#### Stored items:
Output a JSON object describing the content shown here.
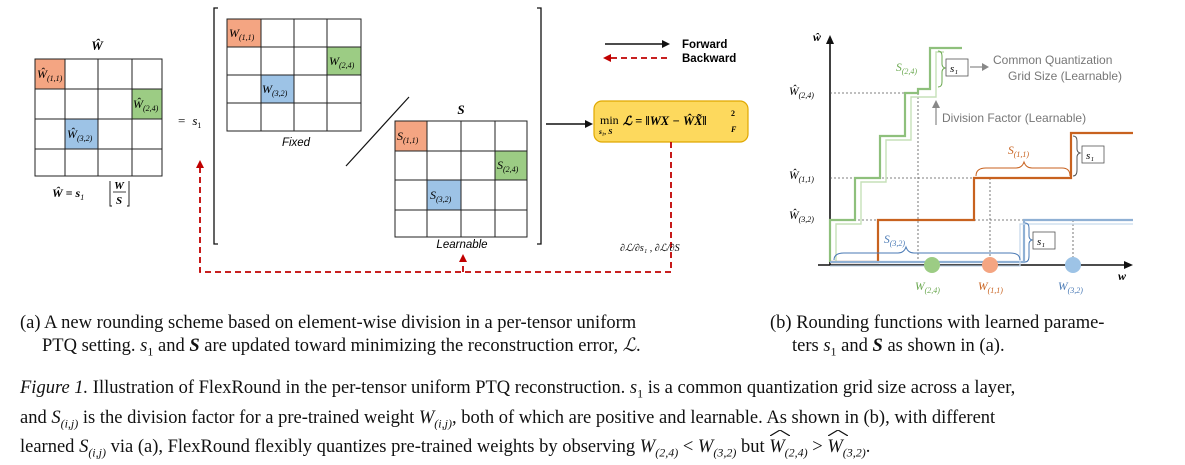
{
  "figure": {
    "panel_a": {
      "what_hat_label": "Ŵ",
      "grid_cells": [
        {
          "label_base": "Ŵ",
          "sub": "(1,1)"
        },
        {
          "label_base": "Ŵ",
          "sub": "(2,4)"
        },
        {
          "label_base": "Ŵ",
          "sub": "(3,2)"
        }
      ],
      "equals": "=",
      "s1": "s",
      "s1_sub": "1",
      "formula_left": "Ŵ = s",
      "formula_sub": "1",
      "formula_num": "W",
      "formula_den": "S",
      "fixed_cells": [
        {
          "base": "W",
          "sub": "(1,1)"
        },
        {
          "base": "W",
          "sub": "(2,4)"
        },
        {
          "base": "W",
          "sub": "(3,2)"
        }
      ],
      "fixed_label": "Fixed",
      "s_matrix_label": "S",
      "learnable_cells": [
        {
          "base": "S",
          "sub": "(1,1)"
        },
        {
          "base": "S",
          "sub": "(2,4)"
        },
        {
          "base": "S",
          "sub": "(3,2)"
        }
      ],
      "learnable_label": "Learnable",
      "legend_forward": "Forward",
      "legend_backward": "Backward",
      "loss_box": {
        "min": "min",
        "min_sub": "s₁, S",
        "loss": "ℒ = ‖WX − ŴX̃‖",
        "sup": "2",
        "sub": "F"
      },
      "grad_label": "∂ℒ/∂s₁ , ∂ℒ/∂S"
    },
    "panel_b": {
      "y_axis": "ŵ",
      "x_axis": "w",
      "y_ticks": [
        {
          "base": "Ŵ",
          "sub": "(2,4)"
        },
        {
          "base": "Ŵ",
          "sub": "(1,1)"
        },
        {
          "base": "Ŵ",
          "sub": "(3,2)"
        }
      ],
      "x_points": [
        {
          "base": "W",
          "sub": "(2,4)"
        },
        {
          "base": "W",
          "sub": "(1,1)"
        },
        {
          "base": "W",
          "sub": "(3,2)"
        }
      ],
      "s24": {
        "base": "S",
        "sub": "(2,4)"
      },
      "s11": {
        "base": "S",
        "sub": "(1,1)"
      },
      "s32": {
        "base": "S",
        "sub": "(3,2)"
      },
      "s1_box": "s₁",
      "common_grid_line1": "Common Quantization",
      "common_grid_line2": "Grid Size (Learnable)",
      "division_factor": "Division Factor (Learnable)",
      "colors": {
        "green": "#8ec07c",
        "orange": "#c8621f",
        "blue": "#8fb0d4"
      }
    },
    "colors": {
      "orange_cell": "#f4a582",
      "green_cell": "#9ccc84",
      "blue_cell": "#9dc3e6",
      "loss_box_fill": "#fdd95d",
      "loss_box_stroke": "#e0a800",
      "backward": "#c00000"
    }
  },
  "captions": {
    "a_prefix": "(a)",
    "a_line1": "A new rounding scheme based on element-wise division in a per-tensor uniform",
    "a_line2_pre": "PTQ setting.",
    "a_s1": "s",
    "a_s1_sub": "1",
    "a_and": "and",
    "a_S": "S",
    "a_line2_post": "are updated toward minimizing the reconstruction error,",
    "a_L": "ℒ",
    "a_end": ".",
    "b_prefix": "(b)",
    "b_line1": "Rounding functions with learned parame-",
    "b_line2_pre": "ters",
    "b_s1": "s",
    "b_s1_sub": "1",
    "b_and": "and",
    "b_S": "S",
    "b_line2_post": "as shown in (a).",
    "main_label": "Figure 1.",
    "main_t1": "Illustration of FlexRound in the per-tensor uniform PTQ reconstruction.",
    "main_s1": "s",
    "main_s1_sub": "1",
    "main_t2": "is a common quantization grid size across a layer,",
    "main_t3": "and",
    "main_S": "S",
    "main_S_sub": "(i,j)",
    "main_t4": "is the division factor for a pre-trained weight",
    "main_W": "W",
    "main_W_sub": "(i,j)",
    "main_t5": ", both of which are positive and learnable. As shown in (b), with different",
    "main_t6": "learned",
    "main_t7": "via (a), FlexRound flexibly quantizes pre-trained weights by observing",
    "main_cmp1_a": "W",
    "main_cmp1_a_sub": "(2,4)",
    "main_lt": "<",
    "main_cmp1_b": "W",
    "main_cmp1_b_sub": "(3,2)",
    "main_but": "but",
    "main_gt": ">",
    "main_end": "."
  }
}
==
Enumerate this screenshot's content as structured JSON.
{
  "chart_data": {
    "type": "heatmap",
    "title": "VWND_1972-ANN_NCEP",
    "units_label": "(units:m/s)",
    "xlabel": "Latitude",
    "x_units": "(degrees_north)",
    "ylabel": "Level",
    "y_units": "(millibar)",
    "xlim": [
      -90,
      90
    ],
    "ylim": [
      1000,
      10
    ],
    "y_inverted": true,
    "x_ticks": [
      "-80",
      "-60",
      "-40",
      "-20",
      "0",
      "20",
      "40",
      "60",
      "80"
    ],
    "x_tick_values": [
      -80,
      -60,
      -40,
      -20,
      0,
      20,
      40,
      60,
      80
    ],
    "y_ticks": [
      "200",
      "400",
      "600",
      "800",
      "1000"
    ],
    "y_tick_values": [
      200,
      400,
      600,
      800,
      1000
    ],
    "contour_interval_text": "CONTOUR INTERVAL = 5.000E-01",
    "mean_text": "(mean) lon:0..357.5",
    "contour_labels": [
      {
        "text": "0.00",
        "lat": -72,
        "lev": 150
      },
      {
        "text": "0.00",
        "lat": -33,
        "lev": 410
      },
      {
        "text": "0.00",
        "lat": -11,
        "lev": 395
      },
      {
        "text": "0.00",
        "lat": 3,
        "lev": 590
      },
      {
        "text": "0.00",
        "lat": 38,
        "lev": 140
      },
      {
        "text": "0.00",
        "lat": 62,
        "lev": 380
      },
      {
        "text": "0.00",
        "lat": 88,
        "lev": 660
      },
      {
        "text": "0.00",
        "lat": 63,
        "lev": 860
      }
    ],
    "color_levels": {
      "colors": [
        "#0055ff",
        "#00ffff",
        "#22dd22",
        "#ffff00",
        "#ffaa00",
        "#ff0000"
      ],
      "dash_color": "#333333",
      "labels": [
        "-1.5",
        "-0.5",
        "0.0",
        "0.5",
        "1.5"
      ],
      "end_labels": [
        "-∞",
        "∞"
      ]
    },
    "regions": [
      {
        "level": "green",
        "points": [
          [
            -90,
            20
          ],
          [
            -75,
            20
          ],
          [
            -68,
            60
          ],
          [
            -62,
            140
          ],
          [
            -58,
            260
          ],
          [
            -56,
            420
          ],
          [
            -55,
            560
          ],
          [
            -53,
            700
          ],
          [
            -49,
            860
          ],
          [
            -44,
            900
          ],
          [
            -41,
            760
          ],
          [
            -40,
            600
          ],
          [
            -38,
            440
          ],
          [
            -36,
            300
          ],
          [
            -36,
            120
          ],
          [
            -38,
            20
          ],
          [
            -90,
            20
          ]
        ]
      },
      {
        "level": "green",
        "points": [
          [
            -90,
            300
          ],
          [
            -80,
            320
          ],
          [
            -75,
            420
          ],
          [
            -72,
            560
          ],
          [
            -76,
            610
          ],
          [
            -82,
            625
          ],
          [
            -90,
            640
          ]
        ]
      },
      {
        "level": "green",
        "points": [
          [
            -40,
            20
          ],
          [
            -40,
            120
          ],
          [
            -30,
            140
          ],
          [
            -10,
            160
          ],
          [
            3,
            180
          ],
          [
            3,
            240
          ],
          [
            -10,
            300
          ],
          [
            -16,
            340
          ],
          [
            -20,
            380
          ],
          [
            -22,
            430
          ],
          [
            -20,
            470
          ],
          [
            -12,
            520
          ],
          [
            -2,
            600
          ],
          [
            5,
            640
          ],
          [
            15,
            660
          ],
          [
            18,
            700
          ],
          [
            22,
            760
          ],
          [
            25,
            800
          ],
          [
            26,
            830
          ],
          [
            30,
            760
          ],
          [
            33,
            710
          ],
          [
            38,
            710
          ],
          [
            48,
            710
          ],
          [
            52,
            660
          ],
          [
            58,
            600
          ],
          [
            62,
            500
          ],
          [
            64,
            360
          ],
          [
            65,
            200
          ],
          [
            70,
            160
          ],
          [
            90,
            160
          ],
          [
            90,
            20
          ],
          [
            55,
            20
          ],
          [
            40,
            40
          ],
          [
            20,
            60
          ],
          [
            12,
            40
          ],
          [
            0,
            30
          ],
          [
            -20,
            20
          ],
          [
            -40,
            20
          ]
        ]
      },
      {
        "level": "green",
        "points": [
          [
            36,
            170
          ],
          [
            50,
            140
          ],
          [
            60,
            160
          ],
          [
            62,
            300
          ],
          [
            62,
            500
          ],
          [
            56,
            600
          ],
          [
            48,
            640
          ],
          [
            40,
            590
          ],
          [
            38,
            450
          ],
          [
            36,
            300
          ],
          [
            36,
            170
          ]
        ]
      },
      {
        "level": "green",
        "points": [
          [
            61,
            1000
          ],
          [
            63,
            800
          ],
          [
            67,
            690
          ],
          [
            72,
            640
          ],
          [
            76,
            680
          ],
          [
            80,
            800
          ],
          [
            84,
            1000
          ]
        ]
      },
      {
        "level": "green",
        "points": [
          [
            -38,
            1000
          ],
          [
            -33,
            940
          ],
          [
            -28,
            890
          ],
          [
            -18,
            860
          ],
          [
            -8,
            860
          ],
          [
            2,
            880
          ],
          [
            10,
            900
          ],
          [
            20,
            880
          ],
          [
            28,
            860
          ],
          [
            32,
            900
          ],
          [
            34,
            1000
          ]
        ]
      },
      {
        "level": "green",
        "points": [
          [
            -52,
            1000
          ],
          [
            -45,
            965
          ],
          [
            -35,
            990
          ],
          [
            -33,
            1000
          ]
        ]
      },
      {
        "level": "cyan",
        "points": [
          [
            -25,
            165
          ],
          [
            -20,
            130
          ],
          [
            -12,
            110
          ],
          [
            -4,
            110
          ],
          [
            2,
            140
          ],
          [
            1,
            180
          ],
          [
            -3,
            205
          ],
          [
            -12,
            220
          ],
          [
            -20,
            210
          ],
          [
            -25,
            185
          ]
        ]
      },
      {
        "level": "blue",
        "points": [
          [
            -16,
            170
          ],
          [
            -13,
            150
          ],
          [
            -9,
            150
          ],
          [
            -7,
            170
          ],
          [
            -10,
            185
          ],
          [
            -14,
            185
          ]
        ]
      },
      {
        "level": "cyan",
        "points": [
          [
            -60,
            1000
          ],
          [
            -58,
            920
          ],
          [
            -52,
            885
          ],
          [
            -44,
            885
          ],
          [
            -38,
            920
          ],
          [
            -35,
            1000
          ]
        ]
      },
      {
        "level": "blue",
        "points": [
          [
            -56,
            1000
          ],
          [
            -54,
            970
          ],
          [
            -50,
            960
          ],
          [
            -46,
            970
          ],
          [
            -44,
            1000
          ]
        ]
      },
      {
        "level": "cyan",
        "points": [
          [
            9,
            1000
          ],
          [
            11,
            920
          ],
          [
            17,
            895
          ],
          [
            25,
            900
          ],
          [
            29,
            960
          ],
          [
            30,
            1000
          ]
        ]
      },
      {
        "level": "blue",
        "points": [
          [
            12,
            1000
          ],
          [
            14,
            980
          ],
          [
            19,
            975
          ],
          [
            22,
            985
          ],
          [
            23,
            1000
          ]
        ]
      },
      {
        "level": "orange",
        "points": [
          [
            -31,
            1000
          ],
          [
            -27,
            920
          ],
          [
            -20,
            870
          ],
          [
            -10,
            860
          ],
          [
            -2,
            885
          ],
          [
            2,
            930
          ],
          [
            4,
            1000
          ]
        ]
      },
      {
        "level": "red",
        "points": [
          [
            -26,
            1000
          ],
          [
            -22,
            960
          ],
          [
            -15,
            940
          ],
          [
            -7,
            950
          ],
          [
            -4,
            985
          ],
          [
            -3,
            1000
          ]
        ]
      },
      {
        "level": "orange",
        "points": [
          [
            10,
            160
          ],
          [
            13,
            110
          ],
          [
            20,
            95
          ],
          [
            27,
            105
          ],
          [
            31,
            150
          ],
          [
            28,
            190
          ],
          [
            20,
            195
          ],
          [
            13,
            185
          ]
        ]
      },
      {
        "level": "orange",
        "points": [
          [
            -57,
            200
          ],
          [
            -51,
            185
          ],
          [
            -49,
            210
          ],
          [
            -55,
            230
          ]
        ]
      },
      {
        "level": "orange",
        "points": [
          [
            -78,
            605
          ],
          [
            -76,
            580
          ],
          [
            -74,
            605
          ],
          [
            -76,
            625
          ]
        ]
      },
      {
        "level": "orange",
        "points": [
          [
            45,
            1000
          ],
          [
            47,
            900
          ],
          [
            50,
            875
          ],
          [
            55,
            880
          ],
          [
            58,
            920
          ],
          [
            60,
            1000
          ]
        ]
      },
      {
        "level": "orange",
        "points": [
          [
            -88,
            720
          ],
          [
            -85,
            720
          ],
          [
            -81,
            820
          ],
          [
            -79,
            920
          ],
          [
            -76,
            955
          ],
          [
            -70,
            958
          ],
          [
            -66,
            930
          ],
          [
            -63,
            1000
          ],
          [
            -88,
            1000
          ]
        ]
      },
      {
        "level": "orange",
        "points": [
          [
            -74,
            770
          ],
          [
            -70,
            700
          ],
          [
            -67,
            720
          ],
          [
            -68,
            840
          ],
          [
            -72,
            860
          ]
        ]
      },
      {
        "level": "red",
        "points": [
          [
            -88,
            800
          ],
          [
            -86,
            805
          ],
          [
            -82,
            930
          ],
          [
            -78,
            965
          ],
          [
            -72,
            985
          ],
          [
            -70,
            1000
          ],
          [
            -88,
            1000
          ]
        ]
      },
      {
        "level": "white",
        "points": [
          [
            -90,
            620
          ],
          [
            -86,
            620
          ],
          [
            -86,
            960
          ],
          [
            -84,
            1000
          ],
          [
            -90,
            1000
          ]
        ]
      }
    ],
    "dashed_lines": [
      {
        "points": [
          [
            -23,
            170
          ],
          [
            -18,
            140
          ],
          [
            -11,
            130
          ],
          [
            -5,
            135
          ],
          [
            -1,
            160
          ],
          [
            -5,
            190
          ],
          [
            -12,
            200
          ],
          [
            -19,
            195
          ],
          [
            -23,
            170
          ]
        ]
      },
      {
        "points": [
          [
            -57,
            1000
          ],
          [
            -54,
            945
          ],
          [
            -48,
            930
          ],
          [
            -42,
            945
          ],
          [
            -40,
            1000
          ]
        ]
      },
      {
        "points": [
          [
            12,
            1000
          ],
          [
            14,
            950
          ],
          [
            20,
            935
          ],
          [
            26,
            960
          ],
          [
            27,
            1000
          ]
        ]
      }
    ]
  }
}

#### WRITTEN REQUEST:
Determine how many lines contain the word "trained" and reply with that number alone.

#### SOLUTION TO THE EXERCISE:
2